- [AIM OF THE TASK]:
Transcribe every line of the records verbatim.

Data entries
-- start --

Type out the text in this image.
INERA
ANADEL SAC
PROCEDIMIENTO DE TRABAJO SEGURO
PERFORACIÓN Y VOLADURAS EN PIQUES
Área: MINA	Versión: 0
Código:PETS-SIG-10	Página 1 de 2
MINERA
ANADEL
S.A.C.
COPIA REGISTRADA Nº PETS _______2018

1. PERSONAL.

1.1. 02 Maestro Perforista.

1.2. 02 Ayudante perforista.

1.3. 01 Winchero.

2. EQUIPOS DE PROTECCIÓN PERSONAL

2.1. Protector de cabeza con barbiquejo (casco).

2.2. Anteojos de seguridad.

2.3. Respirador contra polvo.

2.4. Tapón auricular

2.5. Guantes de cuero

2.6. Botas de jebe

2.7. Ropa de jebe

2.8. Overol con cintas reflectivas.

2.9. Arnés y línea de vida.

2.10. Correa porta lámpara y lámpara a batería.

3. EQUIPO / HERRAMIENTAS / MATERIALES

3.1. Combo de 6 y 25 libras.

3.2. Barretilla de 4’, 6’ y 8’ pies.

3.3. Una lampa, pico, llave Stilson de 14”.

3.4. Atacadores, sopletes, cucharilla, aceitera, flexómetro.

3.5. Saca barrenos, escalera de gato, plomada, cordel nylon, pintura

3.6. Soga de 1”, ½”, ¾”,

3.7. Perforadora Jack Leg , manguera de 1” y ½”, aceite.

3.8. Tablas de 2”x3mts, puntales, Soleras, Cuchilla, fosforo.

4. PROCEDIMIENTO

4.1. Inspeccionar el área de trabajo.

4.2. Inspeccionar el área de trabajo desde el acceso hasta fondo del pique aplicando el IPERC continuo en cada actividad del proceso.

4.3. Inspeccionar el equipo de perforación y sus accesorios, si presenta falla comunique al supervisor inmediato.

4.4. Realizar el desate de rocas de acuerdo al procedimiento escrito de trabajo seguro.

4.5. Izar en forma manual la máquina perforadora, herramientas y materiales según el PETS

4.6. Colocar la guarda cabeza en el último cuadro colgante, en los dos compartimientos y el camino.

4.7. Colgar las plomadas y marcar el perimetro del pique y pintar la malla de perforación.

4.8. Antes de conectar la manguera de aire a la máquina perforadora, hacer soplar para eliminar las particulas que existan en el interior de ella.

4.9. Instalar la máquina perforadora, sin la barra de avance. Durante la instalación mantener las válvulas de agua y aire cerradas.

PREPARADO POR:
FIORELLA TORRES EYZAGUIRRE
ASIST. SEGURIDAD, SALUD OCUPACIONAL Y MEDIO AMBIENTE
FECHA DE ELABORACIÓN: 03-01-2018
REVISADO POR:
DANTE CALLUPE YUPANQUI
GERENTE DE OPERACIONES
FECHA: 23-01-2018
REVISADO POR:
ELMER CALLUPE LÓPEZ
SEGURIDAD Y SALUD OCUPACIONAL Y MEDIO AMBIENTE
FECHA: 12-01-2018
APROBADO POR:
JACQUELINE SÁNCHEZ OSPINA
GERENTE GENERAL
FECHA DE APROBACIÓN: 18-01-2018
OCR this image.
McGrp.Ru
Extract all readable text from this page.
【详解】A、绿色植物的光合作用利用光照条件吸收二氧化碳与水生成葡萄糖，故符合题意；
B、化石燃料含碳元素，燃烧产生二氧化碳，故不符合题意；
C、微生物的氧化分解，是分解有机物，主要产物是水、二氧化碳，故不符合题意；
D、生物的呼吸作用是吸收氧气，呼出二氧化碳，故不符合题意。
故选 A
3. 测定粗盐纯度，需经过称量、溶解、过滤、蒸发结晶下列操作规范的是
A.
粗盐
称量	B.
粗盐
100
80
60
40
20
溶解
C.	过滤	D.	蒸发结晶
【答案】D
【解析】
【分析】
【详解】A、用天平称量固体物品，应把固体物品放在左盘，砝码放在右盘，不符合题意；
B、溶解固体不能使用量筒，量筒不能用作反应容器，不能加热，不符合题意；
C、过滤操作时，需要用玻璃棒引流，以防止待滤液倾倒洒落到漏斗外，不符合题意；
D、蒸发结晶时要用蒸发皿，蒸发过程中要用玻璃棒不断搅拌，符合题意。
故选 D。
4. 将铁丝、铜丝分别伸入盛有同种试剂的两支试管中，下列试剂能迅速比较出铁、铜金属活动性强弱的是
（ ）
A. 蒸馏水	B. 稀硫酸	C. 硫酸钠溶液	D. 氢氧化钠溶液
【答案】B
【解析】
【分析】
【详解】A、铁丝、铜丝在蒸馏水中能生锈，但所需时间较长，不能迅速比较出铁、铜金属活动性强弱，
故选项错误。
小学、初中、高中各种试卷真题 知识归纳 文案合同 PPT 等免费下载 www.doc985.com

-- end --

- [RESPONSE TO THIS TASK]:
Type out the text in this image.
INERA
ANADEL SAC
PROCEDIMIENTO DE TRABAJO SEGURO
PERFORACIÓN Y VOLADURAS EN PIQUES
Área: MINA	Versión: 0
Código:PETS-SIG-10	Página 1 de 2
MINERA
ANADEL
S.A.C.
COPIA REGISTRADA Nº PETS _______2018

1. PERSONAL.

1.1. 02 Maestro Perforista.

1.2. 02 Ayudante perforista.

1.3. 01 Winchero.

2. EQUIPOS DE PROTECCIÓN PERSONAL

2.1. Protector de cabeza con barbiquejo (casco).

2.2. Anteojos de seguridad.

2.3. Respirador contra polvo.

2.4. Tapón auricular

2.5. Guantes de cuero

2.6. Botas de jebe

2.7. Ropa de jebe

2.8. Overol con cintas reflectivas.

2.9. Arnés y línea de vida.

2.10. Correa porta lámpara y lámpara a batería.

3. EQUIPO / HERRAMIENTAS / MATERIALES

3.1. Combo de 6 y 25 libras.

3.2. Barretilla de 4’, 6’ y 8’ pies.

3.3. Una lampa, pico, llave Stilson de 14”.

3.4. Atacadores, sopletes, cucharilla, aceitera, flexómetro.

3.5. Saca barrenos, escalera de gato, plomada, cordel nylon, pintura

3.6. Soga de 1”, ½”, ¾”,

3.7. Perforadora Jack Leg , manguera de 1” y ½”, aceite.

3.8. Tablas de 2”x3mts, puntales, Soleras, Cuchilla, fosforo.

4. PROCEDIMIENTO

4.1. Inspeccionar el área de trabajo.

4.2. Inspeccionar el área de trabajo desde el acceso hasta fondo del pique aplicando el IPERC continuo en cada actividad del proceso.

4.3. Inspeccionar el equipo de perforación y sus accesorios, si presenta falla comunique al supervisor inmediato.

4.4. Realizar el desate de rocas de acuerdo al procedimiento escrito de trabajo seguro.

4.5. Izar en forma manual la máquina perforadora, herramientas y materiales según el PETS

4.6. Colocar la guarda cabeza en el último cuadro colgante, en los dos compartimientos y el camino.

4.7. Colgar las plomadas y marcar el perimetro del pique y pintar la malla de perforación.

4.8. Antes de conectar la manguera de aire a la máquina perforadora, hacer soplar para eliminar las particulas que existan en el interior de ella.

4.9. Instalar la máquina perforadora, sin la barra de avance. Durante la instalación mantener las válvulas de agua y aire cerradas.

PREPARADO POR:
FIORELLA TORRES EYZAGUIRRE
ASIST. SEGURIDAD, SALUD OCUPACIONAL Y MEDIO AMBIENTE
FECHA DE ELABORACIÓN: 03-01-2018
REVISADO POR:
DANTE CALLUPE YUPANQUI
GERENTE DE OPERACIONES
FECHA: 23-01-2018
REVISADO POR:
ELMER CALLUPE LÓPEZ
SEGURIDAD Y SALUD OCUPACIONAL Y MEDIO AMBIENTE
FECHA: 12-01-2018
APROBADO POR:
JACQUELINE SÁNCHEZ OSPINA
GERENTE GENERAL
FECHA DE APROBACIÓN: 18-01-2018
OCR this image.
McGrp.Ru
Extract all readable text from this page.
【详解】A、绿色植物的光合作用利用光照条件吸收二氧化碳与水生成葡萄糖，故符合题意；
B、化石燃料含碳元素，燃烧产生二氧化碳，故不符合题意；
C、微生物的氧化分解，是分解有机物，主要产物是水、二氧化碳，故不符合题意；
D、生物的呼吸作用是吸收氧气，呼出二氧化碳，故不符合题意。
故选 A
3. 测定粗盐纯度，需经过称量、溶解、过滤、蒸发结晶下列操作规范的是
A.
粗盐
称量	B.
粗盐
100
80
60
40
20
溶解
C.	过滤	D.	蒸发结晶
【答案】D
【解析】
【分析】
【详解】A、用天平称量固体物品，应把固体物品放在左盘，砝码放在右盘，不符合题意；
B、溶解固体不能使用量筒，量筒不能用作反应容器，不能加热，不符合题意；
C、过滤操作时，需要用玻璃棒引流，以防止待滤液倾倒洒落到漏斗外，不符合题意；
D、蒸发结晶时要用蒸发皿，蒸发过程中要用玻璃棒不断搅拌，符合题意。
故选 D。
4. 将铁丝、铜丝分别伸入盛有同种试剂的两支试管中，下列试剂能迅速比较出铁、铜金属活动性强弱的是
（ ）
A. 蒸馏水	B. 稀硫酸	C. 硫酸钠溶液	D. 氢氧化钠溶液
【答案】B
【解析】
【分析】
【详解】A、铁丝、铜丝在蒸馏水中能生锈，但所需时间较长，不能迅速比较出铁、铜金属活动性强弱，
故选项错误。
小学、初中、高中各种试卷真题 知识归纳 文案合同 PPT 等免费下载 www.doc985.com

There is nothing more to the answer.